* Start RECORD LIST *

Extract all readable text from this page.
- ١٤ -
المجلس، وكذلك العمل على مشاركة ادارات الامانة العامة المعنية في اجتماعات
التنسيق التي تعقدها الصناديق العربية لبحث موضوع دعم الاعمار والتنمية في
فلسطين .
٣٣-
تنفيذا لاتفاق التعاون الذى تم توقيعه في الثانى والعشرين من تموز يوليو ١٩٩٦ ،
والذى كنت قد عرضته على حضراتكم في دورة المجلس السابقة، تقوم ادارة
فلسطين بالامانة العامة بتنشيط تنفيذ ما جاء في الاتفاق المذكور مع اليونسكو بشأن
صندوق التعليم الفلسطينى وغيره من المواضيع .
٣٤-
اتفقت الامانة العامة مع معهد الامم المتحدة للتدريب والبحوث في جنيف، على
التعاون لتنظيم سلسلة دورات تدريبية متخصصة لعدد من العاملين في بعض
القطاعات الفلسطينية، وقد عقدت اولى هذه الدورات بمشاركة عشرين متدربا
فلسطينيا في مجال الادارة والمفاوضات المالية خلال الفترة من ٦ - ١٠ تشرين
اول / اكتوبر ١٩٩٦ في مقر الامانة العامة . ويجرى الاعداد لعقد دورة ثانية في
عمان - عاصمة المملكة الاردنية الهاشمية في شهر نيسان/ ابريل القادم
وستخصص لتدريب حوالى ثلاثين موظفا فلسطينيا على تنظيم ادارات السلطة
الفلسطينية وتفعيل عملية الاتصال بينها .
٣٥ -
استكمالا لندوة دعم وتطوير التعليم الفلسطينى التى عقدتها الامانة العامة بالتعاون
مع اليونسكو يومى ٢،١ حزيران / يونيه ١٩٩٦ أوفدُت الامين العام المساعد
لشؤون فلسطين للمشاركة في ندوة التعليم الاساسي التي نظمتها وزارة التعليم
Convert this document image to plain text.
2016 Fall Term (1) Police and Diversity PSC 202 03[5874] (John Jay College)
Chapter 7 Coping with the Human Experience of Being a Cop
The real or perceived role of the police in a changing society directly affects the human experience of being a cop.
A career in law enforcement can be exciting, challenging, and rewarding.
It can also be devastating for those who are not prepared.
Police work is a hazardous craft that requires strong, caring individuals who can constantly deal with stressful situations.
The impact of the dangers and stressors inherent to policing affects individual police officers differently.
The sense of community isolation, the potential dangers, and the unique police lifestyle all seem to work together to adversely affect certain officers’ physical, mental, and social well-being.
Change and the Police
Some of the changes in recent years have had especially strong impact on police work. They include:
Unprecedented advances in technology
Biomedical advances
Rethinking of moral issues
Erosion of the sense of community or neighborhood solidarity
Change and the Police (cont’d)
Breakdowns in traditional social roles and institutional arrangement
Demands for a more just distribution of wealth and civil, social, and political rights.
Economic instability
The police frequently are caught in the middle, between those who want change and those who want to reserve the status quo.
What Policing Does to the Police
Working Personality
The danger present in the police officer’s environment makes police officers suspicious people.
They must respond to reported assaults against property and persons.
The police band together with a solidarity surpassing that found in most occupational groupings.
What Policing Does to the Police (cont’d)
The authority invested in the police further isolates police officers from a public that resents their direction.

* End RECORD LIST *

__TASK DESCRIPTION__
Exactly as they are written, print the entries again.

__EXERCISE RESULT__
Extract all readable text from this page.
- ١٤ -
المجلس، وكذلك العمل على مشاركة ادارات الامانة العامة المعنية في اجتماعات
التنسيق التي تعقدها الصناديق العربية لبحث موضوع دعم الاعمار والتنمية في
فلسطين .
٣٣-
تنفيذا لاتفاق التعاون الذى تم توقيعه في الثانى والعشرين من تموز يوليو ١٩٩٦ ،
والذى كنت قد عرضته على حضراتكم في دورة المجلس السابقة، تقوم ادارة
فلسطين بالامانة العامة بتنشيط تنفيذ ما جاء في الاتفاق المذكور مع اليونسكو بشأن
صندوق التعليم الفلسطينى وغيره من المواضيع .
٣٤-
اتفقت الامانة العامة مع معهد الامم المتحدة للتدريب والبحوث في جنيف، على
التعاون لتنظيم سلسلة دورات تدريبية متخصصة لعدد من العاملين في بعض
القطاعات الفلسطينية، وقد عقدت اولى هذه الدورات بمشاركة عشرين متدربا
فلسطينيا في مجال الادارة والمفاوضات المالية خلال الفترة من ٦ - ١٠ تشرين
اول / اكتوبر ١٩٩٦ في مقر الامانة العامة . ويجرى الاعداد لعقد دورة ثانية في
عمان - عاصمة المملكة الاردنية الهاشمية في شهر نيسان/ ابريل القادم
وستخصص لتدريب حوالى ثلاثين موظفا فلسطينيا على تنظيم ادارات السلطة
الفلسطينية وتفعيل عملية الاتصال بينها .
٣٥ -
استكمالا لندوة دعم وتطوير التعليم الفلسطينى التى عقدتها الامانة العامة بالتعاون
مع اليونسكو يومى ٢،١ حزيران / يونيه ١٩٩٦ أوفدُت الامين العام المساعد
لشؤون فلسطين للمشاركة في ندوة التعليم الاساسي التي نظمتها وزارة التعليم
Convert this document image to plain text.
2016 Fall Term (1) Police and Diversity PSC 202 03[5874] (John Jay College)
Chapter 7 Coping with the Human Experience of Being a Cop
The real or perceived role of the police in a changing society directly affects the human experience of being a cop.
A career in law enforcement can be exciting, challenging, and rewarding.
It can also be devastating for those who are not prepared.
Police work is a hazardous craft that requires strong, caring individuals who can constantly deal with stressful situations.
The impact of the dangers and stressors inherent to policing affects individual police officers differently.
The sense of community isolation, the potential dangers, and the unique police lifestyle all seem to work together to adversely affect certain officers’ physical, mental, and social well-being.
Change and the Police
Some of the changes in recent years have had especially strong impact on police work. They include:
Unprecedented advances in technology
Biomedical advances
Rethinking of moral issues
Erosion of the sense of community or neighborhood solidarity
Change and the Police (cont’d)
Breakdowns in traditional social roles and institutional arrangement
Demands for a more just distribution of wealth and civil, social, and political rights.
Economic instability
The police frequently are caught in the middle, between those who want change and those who want to reserve the status quo.
What Policing Does to the Police
Working Personality
The danger present in the police officer’s environment makes police officers suspicious people.
They must respond to reported assaults against property and persons.
The police band together with a solidarity surpassing that found in most occupational groupings.
What Policing Does to the Police (cont’d)
The authority invested in the police further isolates police officers from a public that resents their direction.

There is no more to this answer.